● WRITTEN EXERCISE:
Take the material below and write it all out again exactly.

● DATA ENTRIES:
########################################
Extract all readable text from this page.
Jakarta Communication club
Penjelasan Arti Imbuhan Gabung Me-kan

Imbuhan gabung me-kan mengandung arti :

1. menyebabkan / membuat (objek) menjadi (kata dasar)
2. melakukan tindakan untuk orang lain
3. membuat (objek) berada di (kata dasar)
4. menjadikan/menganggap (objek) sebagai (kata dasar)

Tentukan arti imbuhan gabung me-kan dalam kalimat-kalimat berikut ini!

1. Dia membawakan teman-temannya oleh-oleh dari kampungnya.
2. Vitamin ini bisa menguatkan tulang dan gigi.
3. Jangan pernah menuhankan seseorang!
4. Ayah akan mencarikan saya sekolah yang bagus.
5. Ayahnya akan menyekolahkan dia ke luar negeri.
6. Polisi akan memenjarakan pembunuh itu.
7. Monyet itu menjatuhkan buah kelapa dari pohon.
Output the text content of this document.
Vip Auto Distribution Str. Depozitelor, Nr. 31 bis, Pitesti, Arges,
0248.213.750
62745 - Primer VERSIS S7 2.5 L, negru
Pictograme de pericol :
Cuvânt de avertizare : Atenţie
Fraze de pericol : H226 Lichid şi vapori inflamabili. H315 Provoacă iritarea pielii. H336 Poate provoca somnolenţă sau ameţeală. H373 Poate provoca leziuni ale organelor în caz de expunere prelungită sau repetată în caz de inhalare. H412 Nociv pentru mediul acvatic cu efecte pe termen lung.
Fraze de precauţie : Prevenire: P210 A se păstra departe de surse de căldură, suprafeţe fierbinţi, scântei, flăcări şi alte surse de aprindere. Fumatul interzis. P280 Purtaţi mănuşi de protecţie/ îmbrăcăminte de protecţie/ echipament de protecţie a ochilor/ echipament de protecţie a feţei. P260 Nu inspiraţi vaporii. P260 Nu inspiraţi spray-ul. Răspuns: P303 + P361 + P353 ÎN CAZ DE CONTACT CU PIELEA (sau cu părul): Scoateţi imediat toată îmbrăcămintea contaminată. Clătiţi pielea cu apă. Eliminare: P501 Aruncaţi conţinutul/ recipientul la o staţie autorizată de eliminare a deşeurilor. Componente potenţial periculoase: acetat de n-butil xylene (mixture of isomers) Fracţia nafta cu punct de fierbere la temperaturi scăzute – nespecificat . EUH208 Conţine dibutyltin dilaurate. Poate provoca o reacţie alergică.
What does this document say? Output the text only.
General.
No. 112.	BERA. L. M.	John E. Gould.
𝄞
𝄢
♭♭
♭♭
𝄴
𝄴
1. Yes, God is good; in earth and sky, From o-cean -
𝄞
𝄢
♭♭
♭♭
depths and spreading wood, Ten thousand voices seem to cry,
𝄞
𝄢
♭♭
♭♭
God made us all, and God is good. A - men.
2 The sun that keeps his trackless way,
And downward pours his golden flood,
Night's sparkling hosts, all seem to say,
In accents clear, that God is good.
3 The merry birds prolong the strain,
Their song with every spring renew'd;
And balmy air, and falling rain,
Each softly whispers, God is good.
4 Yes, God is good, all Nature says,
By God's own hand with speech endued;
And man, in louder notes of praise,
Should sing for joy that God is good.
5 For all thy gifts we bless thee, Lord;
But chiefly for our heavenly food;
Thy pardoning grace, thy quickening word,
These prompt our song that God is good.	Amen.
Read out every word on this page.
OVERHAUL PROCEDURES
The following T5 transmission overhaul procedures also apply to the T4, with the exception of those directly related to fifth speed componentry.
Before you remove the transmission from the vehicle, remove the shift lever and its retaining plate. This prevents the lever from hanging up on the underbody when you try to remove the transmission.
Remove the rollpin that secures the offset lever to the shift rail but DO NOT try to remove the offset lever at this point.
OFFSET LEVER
########################################
● SOLVED PROBLEM:
Extract all readable text from this page.
Jakarta Communication club
Penjelasan Arti Imbuhan Gabung Me-kan

Imbuhan gabung me-kan mengandung arti :

1. menyebabkan / membuat (objek) menjadi (kata dasar)
2. melakukan tindakan untuk orang lain
3. membuat (objek) berada di (kata dasar)
4. menjadikan/menganggap (objek) sebagai (kata dasar)

Tentukan arti imbuhan gabung me-kan dalam kalimat-kalimat berikut ini!

1. Dia membawakan teman-temannya oleh-oleh dari kampungnya.
2. Vitamin ini bisa menguatkan tulang dan gigi.
3. Jangan pernah menuhankan seseorang!
4. Ayah akan mencarikan saya sekolah yang bagus.
5. Ayahnya akan menyekolahkan dia ke luar negeri.
6. Polisi akan memenjarakan pembunuh itu.
7. Monyet itu menjatuhkan buah kelapa dari pohon.
Output the text content of this document.
Vip Auto Distribution Str. Depozitelor, Nr. 31 bis, Pitesti, Arges,
0248.213.750
62745 - Primer VERSIS S7 2.5 L, negru
Pictograme de pericol :
Cuvânt de avertizare : Atenţie
Fraze de pericol : H226 Lichid şi vapori inflamabili. H315 Provoacă iritarea pielii. H336 Poate provoca somnolenţă sau ameţeală. H373 Poate provoca leziuni ale organelor în caz de expunere prelungită sau repetată în caz de inhalare. H412 Nociv pentru mediul acvatic cu efecte pe termen lung.
Fraze de precauţie : Prevenire: P210 A se păstra departe de surse de căldură, suprafeţe fierbinţi, scântei, flăcări şi alte surse de aprindere. Fumatul interzis. P280 Purtaţi mănuşi de protecţie/ îmbrăcăminte de protecţie/ echipament de protecţie a ochilor/ echipament de protecţie a feţei. P260 Nu inspiraţi vaporii. P260 Nu inspiraţi spray-ul. Răspuns: P303 + P361 + P353 ÎN CAZ DE CONTACT CU PIELEA (sau cu părul): Scoateţi imediat toată îmbrăcămintea contaminată. Clătiţi pielea cu apă. Eliminare: P501 Aruncaţi conţinutul/ recipientul la o staţie autorizată de eliminare a deşeurilor. Componente potenţial periculoase: acetat de n-butil xylene (mixture of isomers) Fracţia nafta cu punct de fierbere la temperaturi scăzute – nespecificat . EUH208 Conţine dibutyltin dilaurate. Poate provoca o reacţie alergică.
What does this document say? Output the text only.
General.
No. 112.	BERA. L. M.	John E. Gould.
𝄞
𝄢
♭♭
♭♭
𝄴
𝄴
1. Yes, God is good; in earth and sky, From o-cean -
𝄞
𝄢
♭♭
♭♭
depths and spreading wood, Ten thousand voices seem to cry,
𝄞
𝄢
♭♭
♭♭
God made us all, and God is good. A - men.
2 The sun that keeps his trackless way,
And downward pours his golden flood,
Night's sparkling hosts, all seem to say,
In accents clear, that God is good.
3 The merry birds prolong the strain,
Their song with every spring renew'd;
And balmy air, and falling rain,
Each softly whispers, God is good.
4 Yes, God is good, all Nature says,
By God's own hand with speech endued;
And man, in louder notes of praise,
Should sing for joy that God is good.
5 For all thy gifts we bless thee, Lord;
But chiefly for our heavenly food;
Thy pardoning grace, thy quickening word,
These prompt our song that God is good.	Amen.
Read out every word on this page.
OVERHAUL PROCEDURES
The following T5 transmission overhaul procedures also apply to the T4, with the exception of those directly related to fifth speed componentry.
Before you remove the transmission from the vehicle, remove the shift lever and its retaining plate. This prevents the lever from hanging up on the underbody when you try to remove the transmission.
Remove the rollpin that secures the offset lever to the shift rail but DO NOT try to remove the offset lever at this point.
OFFSET LEVER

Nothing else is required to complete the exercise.